# start of Dataset

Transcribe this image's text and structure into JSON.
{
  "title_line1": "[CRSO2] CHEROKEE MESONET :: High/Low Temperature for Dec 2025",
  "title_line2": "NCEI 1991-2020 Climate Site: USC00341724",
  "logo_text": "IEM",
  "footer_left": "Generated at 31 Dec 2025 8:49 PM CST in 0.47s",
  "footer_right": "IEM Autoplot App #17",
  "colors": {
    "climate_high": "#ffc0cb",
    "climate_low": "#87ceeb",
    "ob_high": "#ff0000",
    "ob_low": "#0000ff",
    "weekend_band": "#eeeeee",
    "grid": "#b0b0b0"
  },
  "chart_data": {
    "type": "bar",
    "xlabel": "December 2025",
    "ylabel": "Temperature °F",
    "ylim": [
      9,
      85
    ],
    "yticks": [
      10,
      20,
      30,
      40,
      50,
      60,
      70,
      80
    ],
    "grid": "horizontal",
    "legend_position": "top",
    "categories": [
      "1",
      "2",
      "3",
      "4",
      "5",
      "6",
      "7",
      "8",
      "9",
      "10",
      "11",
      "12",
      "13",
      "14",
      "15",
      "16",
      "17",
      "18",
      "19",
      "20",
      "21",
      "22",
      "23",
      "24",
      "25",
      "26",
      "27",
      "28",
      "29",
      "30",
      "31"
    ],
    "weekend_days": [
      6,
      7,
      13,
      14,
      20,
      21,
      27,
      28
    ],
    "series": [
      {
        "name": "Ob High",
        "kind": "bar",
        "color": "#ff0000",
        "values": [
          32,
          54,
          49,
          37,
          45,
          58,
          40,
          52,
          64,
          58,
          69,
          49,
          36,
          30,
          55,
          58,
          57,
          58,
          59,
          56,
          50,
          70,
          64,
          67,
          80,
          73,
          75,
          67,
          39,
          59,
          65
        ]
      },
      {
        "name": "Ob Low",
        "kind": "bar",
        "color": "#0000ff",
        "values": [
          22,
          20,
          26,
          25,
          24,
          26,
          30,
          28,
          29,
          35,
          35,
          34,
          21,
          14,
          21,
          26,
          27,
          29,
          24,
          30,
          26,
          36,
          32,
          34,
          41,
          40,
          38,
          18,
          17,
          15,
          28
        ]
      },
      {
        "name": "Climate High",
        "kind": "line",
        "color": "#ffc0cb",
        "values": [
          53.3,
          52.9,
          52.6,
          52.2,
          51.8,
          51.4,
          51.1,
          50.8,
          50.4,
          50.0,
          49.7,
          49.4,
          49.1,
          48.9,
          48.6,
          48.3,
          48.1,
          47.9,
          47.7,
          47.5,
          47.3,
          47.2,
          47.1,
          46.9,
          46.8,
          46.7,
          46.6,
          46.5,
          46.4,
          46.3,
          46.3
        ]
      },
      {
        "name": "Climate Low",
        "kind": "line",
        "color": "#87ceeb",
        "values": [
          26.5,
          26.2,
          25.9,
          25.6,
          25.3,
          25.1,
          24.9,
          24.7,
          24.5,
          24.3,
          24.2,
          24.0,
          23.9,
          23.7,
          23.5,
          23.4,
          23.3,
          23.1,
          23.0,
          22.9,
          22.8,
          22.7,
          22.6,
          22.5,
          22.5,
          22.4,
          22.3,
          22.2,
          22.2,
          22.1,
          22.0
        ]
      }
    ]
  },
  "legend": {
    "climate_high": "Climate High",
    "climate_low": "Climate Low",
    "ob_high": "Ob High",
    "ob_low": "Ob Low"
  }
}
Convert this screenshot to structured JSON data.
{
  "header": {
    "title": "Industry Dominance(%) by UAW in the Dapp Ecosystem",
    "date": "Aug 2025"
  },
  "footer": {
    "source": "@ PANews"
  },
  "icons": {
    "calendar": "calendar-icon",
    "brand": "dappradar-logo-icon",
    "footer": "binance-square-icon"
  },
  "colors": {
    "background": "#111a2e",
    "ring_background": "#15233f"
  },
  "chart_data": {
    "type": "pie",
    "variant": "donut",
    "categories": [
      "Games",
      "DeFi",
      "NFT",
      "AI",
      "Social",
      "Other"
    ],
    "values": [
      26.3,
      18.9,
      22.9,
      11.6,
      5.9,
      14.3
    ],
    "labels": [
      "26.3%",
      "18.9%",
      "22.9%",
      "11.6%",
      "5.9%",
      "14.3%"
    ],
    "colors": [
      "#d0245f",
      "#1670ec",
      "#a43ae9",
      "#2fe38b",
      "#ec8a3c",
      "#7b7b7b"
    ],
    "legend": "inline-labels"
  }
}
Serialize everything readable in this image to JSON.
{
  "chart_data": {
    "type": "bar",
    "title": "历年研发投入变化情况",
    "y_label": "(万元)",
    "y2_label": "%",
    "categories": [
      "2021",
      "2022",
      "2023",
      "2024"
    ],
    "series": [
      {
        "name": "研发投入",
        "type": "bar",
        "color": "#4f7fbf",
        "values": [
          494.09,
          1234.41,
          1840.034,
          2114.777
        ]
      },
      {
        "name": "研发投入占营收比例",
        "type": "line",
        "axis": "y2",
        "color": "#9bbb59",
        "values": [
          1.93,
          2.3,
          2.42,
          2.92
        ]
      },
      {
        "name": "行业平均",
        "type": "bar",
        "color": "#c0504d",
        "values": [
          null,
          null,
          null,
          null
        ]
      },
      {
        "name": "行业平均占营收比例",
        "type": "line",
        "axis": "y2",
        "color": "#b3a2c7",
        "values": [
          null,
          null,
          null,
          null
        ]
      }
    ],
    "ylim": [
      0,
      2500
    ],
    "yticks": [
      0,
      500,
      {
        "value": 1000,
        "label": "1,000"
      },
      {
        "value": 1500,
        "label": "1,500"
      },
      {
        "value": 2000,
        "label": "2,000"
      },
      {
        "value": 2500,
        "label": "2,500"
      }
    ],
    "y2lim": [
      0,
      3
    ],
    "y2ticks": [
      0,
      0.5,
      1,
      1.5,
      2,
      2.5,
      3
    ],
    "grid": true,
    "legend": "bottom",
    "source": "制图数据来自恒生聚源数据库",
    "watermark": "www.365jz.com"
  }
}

# end of Dataset

-- Task to complete --
Please restate the data word for word, every record included.

-- Finished exercise --
Transcribe this image's text and structure into JSON.
{
  "title_line1": "[CRSO2] CHEROKEE MESONET :: High/Low Temperature for Dec 2025",
  "title_line2": "NCEI 1991-2020 Climate Site: USC00341724",
  "logo_text": "IEM",
  "footer_left": "Generated at 31 Dec 2025 8:49 PM CST in 0.47s",
  "footer_right": "IEM Autoplot App #17",
  "colors": {
    "climate_high": "#ffc0cb",
    "climate_low": "#87ceeb",
    "ob_high": "#ff0000",
    "ob_low": "#0000ff",
    "weekend_band": "#eeeeee",
    "grid": "#b0b0b0"
  },
  "chart_data": {
    "type": "bar",
    "xlabel": "December 2025",
    "ylabel": "Temperature °F",
    "ylim": [
      9,
      85
    ],
    "yticks": [
      10,
      20,
      30,
      40,
      50,
      60,
      70,
      80
    ],
    "grid": "horizontal",
    "legend_position": "top",
    "categories": [
      "1",
      "2",
      "3",
      "4",
      "5",
      "6",
      "7",
      "8",
      "9",
      "10",
      "11",
      "12",
      "13",
      "14",
      "15",
      "16",
      "17",
      "18",
      "19",
      "20",
      "21",
      "22",
      "23",
      "24",
      "25",
      "26",
      "27",
      "28",
      "29",
      "30",
      "31"
    ],
    "weekend_days": [
      6,
      7,
      13,
      14,
      20,
      21,
      27,
      28
    ],
    "series": [
      {
        "name": "Ob High",
        "kind": "bar",
        "color": "#ff0000",
        "values": [
          32,
          54,
          49,
          37,
          45,
          58,
          40,
          52,
          64,
          58,
          69,
          49,
          36,
          30,
          55,
          58,
          57,
          58,
          59,
          56,
          50,
          70,
          64,
          67,
          80,
          73,
          75,
          67,
          39,
          59,
          65
        ]
      },
      {
        "name": "Ob Low",
        "kind": "bar",
        "color": "#0000ff",
        "values": [
          22,
          20,
          26,
          25,
          24,
          26,
          30,
          28,
          29,
          35,
          35,
          34,
          21,
          14,
          21,
          26,
          27,
          29,
          24,
          30,
          26,
          36,
          32,
          34,
          41,
          40,
          38,
          18,
          17,
          15,
          28
        ]
      },
      {
        "name": "Climate High",
        "kind": "line",
        "color": "#ffc0cb",
        "values": [
          53.3,
          52.9,
          52.6,
          52.2,
          51.8,
          51.4,
          51.1,
          50.8,
          50.4,
          50.0,
          49.7,
          49.4,
          49.1,
          48.9,
          48.6,
          48.3,
          48.1,
          47.9,
          47.7,
          47.5,
          47.3,
          47.2,
          47.1,
          46.9,
          46.8,
          46.7,
          46.6,
          46.5,
          46.4,
          46.3,
          46.3
        ]
      },
      {
        "name": "Climate Low",
        "kind": "line",
        "color": "#87ceeb",
        "values": [
          26.5,
          26.2,
          25.9,
          25.6,
          25.3,
          25.1,
          24.9,
          24.7,
          24.5,
          24.3,
          24.2,
          24.0,
          23.9,
          23.7,
          23.5,
          23.4,
          23.3,
          23.1,
          23.0,
          22.9,
          22.8,
          22.7,
          22.6,
          22.5,
          22.5,
          22.4,
          22.3,
          22.2,
          22.2,
          22.1,
          22.0
        ]
      }
    ]
  },
  "legend": {
    "climate_high": "Climate High",
    "climate_low": "Climate Low",
    "ob_high": "Ob High",
    "ob_low": "Ob Low"
  }
}
Convert this screenshot to structured JSON data.
{
  "header": {
    "title": "Industry Dominance(%) by UAW in the Dapp Ecosystem",
    "date": "Aug 2025"
  },
  "footer": {
    "source": "@ PANews"
  },
  "icons": {
    "calendar": "calendar-icon",
    "brand": "dappradar-logo-icon",
    "footer": "binance-square-icon"
  },
  "colors": {
    "background": "#111a2e",
    "ring_background": "#15233f"
  },
  "chart_data": {
    "type": "pie",
    "variant": "donut",
    "categories": [
      "Games",
      "DeFi",
      "NFT",
      "AI",
      "Social",
      "Other"
    ],
    "values": [
      26.3,
      18.9,
      22.9,
      11.6,
      5.9,
      14.3
    ],
    "labels": [
      "26.3%",
      "18.9%",
      "22.9%",
      "11.6%",
      "5.9%",
      "14.3%"
    ],
    "colors": [
      "#d0245f",
      "#1670ec",
      "#a43ae9",
      "#2fe38b",
      "#ec8a3c",
      "#7b7b7b"
    ],
    "legend": "inline-labels"
  }
}
Serialize everything readable in this image to JSON.
{
  "chart_data": {
    "type": "bar",
    "title": "历年研发投入变化情况",
    "y_label": "(万元)",
    "y2_label": "%",
    "categories": [
      "2021",
      "2022",
      "2023",
      "2024"
    ],
    "series": [
      {
        "name": "研发投入",
        "type": "bar",
        "color": "#4f7fbf",
        "values": [
          494.09,
          1234.41,
          1840.034,
          2114.777
        ]
      },
      {
        "name": "研发投入占营收比例",
        "type": "line",
        "axis": "y2",
        "color": "#9bbb59",
        "values": [
          1.93,
          2.3,
          2.42,
          2.92
        ]
      },
      {
        "name": "行业平均",
        "type": "bar",
        "color": "#c0504d",
        "values": [
          null,
          null,
          null,
          null
        ]
      },
      {
        "name": "行业平均占营收比例",
        "type": "line",
        "axis": "y2",
        "color": "#b3a2c7",
        "values": [
          null,
          null,
          null,
          null
        ]
      }
    ],
    "ylim": [
      0,
      2500
    ],
    "yticks": [
      0,
      500,
      {
        "value": 1000,
        "label": "1,000"
      },
      {
        "value": 1500,
        "label": "1,500"
      },
      {
        "value": 2000,
        "label": "2,000"
      },
      {
        "value": 2500,
        "label": "2,500"
      }
    ],
    "y2lim": [
      0,
      3
    ],
    "y2ticks": [
      0,
      0.5,
      1,
      1.5,
      2,
      2.5,
      3
    ],
    "grid": true,
    "legend": "bottom",
    "source": "制图数据来自恒生聚源数据库",
    "watermark": "www.365jz.com"
  }
}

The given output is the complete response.